_Goal_: Pick out every line holding the string "CONTROL" and copy it.

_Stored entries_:
◆ ◆ ◆ ◆ ◆ ◆ ◆

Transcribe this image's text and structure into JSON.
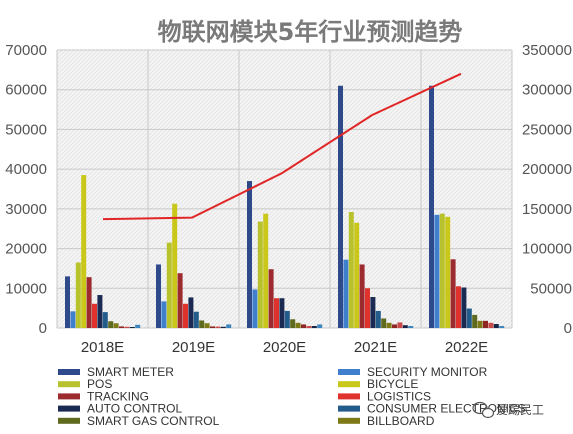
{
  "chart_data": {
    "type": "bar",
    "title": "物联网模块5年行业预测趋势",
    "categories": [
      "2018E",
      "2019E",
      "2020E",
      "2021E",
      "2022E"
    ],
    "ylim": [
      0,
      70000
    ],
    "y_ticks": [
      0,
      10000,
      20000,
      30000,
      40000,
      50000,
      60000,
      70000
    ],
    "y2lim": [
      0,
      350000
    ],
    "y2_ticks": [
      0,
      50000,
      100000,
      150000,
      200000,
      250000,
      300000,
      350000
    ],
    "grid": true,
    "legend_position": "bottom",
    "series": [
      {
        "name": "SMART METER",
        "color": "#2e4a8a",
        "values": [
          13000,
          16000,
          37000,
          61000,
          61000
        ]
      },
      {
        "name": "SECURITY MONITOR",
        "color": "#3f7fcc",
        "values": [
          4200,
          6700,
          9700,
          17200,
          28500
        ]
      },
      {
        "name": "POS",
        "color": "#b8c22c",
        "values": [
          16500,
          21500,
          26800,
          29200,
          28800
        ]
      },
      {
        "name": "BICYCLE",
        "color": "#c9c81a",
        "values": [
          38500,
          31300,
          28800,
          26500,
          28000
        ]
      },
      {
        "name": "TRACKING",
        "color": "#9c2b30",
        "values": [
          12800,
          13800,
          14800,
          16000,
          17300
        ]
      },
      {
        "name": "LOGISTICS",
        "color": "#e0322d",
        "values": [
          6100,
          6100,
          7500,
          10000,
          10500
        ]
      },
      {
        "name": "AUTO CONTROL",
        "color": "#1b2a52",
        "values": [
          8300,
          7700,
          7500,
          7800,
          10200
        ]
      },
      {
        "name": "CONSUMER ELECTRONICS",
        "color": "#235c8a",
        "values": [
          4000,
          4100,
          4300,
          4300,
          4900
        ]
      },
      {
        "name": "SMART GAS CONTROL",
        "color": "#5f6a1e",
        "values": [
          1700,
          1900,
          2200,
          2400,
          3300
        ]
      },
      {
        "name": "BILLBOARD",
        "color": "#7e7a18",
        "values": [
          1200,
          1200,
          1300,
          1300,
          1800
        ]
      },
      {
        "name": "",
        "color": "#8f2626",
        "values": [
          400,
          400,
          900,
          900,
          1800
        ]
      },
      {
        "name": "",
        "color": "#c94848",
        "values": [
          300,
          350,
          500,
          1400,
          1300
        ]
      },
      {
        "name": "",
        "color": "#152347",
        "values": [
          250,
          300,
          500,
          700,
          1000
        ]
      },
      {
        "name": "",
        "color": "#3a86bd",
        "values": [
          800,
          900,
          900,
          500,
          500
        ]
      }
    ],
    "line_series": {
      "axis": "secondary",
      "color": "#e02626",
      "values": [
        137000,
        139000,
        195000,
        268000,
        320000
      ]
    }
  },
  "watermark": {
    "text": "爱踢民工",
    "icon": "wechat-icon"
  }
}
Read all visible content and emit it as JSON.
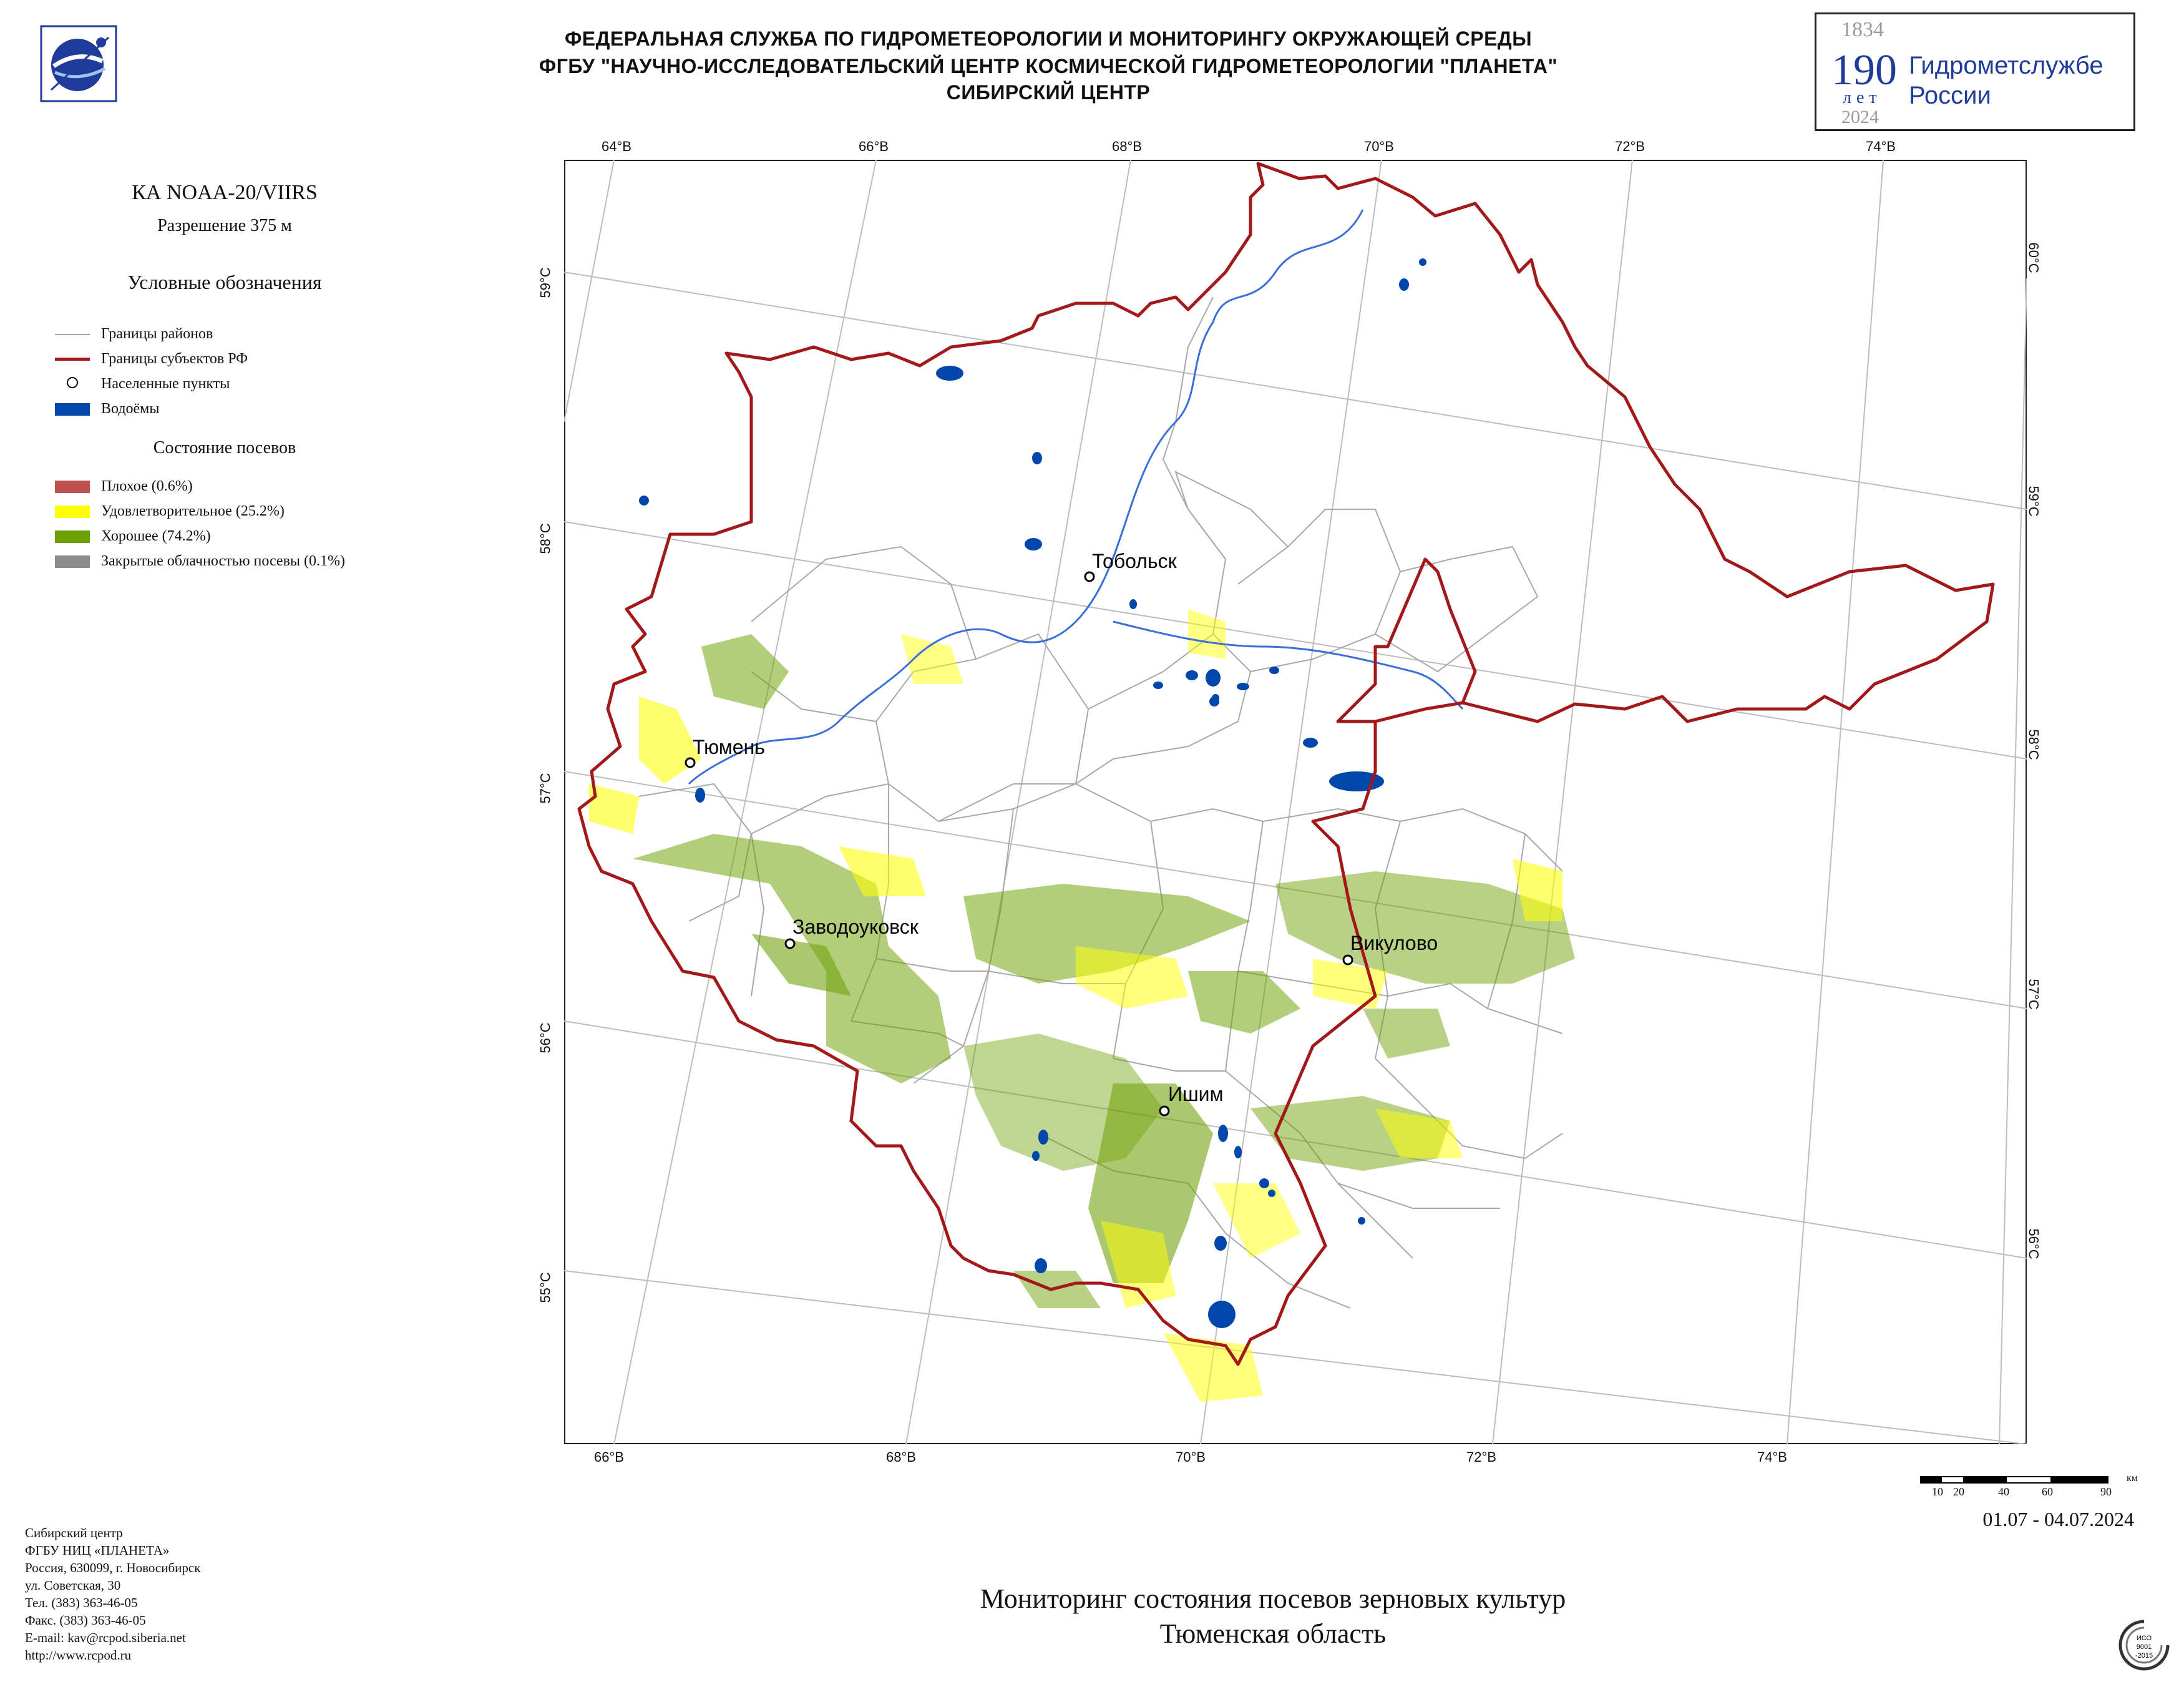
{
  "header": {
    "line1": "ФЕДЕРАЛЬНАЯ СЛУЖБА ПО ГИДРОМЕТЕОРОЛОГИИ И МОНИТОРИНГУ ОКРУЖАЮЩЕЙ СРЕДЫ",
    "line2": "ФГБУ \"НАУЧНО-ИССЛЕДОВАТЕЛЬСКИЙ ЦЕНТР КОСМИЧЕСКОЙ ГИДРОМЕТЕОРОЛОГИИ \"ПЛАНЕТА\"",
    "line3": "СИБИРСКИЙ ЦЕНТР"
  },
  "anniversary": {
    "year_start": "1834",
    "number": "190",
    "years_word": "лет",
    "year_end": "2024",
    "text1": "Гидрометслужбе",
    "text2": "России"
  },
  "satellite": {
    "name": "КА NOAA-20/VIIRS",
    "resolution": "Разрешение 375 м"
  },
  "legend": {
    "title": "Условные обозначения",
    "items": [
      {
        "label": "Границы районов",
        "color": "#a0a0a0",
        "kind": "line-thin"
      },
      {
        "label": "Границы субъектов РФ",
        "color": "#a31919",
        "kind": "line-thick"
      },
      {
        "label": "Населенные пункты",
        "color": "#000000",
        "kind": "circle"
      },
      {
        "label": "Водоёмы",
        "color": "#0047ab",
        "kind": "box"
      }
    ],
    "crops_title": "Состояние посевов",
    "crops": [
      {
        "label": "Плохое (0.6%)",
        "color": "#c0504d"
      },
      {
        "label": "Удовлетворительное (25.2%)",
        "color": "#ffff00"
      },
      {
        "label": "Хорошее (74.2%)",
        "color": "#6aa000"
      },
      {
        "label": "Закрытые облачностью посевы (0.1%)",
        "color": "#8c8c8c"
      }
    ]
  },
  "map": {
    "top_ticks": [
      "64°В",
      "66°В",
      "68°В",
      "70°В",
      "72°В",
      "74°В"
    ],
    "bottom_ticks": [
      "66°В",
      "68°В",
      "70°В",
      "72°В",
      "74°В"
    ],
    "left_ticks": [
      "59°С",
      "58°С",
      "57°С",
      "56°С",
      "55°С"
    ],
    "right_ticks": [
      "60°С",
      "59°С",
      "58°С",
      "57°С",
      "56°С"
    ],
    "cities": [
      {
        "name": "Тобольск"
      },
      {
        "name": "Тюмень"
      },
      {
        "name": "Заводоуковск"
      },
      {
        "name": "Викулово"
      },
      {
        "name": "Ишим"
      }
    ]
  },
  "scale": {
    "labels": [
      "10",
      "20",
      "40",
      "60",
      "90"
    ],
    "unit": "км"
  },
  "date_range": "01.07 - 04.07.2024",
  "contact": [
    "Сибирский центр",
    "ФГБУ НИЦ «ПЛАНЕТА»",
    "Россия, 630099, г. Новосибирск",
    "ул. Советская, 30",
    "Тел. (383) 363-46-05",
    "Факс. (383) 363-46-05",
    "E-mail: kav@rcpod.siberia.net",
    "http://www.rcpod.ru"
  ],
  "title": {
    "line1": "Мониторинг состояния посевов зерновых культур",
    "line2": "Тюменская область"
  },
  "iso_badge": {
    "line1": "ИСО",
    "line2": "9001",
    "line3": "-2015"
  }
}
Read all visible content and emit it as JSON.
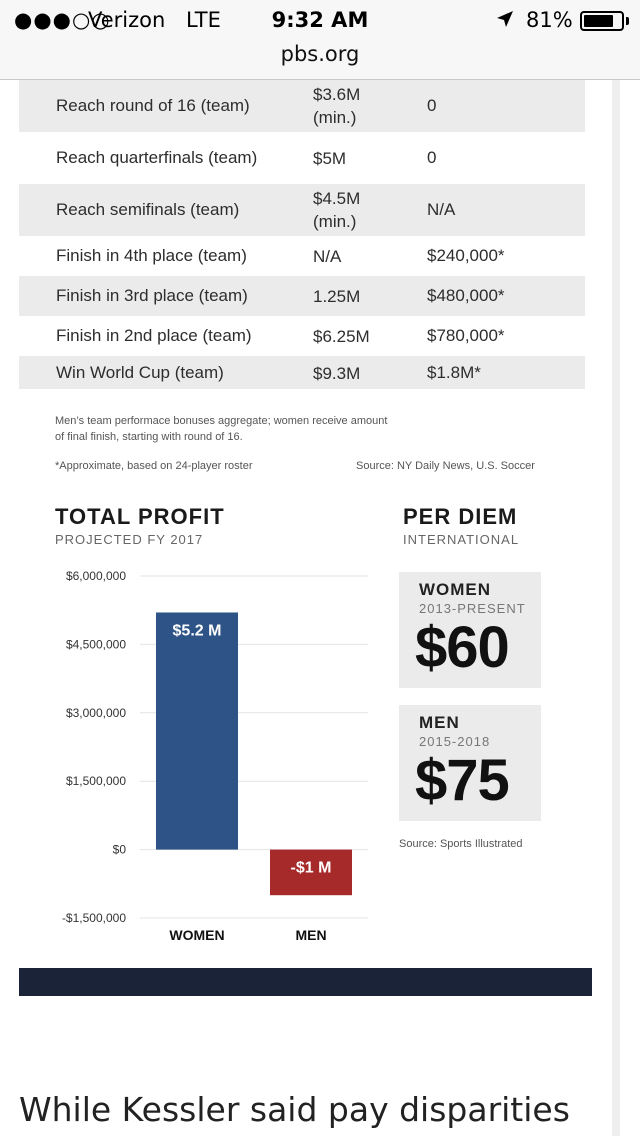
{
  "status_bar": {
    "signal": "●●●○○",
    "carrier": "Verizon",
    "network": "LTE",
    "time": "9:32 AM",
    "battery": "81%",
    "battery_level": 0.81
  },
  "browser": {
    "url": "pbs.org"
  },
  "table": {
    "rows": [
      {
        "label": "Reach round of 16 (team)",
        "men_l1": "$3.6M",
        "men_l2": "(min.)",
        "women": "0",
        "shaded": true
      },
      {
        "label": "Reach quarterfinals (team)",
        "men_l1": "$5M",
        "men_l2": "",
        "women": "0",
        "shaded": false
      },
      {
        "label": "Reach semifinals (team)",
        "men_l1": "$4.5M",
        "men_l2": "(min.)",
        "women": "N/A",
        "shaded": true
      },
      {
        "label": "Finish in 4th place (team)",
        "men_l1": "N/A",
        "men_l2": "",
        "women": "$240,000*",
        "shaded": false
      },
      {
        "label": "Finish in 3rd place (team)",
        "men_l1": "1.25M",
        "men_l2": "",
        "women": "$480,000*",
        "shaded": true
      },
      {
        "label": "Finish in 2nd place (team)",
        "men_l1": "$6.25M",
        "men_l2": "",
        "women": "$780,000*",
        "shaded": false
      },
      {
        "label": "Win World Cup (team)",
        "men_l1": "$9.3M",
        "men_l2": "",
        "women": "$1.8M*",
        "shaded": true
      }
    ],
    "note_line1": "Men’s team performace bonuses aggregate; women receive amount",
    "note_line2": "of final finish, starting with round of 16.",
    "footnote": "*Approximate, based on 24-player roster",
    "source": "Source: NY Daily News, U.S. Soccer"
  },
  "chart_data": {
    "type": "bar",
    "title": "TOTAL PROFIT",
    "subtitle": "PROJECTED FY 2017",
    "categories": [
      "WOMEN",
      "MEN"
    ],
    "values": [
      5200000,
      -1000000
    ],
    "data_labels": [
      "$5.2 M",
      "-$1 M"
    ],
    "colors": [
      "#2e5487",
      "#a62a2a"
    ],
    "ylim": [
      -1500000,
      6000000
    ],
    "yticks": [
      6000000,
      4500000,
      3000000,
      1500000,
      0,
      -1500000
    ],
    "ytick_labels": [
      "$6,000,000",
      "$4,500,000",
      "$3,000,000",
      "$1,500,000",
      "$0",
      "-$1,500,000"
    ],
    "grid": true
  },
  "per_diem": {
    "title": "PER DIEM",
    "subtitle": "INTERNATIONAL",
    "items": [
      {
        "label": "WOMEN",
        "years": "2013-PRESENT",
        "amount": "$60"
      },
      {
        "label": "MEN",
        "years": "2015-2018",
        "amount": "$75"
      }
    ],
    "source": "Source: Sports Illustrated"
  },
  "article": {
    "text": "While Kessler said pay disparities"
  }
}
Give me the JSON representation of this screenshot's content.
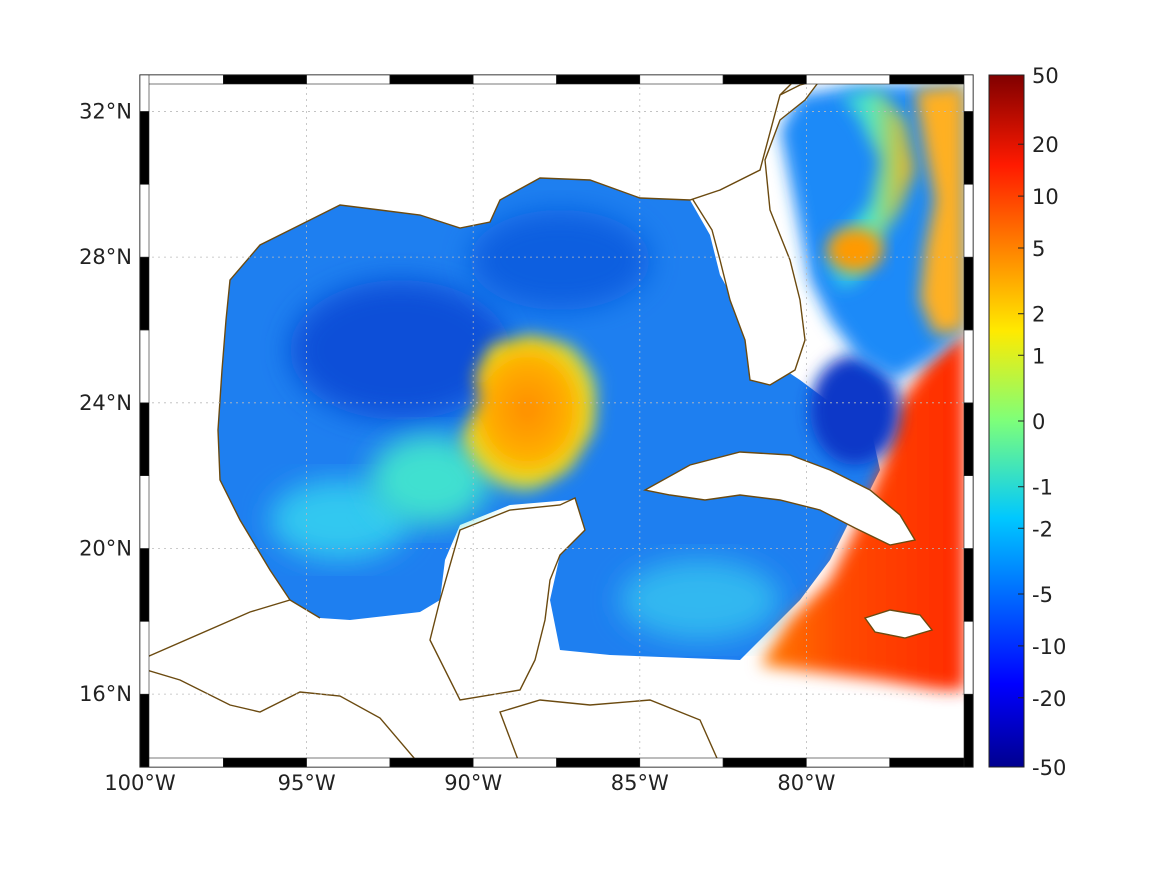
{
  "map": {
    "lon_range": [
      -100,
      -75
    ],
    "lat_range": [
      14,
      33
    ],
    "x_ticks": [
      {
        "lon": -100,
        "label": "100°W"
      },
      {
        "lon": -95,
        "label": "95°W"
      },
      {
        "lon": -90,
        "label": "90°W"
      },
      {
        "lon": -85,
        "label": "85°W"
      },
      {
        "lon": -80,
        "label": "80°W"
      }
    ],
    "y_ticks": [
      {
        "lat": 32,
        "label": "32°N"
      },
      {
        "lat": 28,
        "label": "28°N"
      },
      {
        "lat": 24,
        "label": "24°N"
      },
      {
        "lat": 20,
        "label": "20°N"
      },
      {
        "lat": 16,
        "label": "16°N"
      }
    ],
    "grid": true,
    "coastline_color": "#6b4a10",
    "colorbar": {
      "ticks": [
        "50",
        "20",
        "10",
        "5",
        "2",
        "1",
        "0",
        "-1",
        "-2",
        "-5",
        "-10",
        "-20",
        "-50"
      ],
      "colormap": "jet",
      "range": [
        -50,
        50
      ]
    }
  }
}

◆ ◆ ◆ ◆ ◆ ◆ ◆

_Result of the task_:
        "name": "AUTO CONTROL",
        "name": "SMART GAS CONTROL",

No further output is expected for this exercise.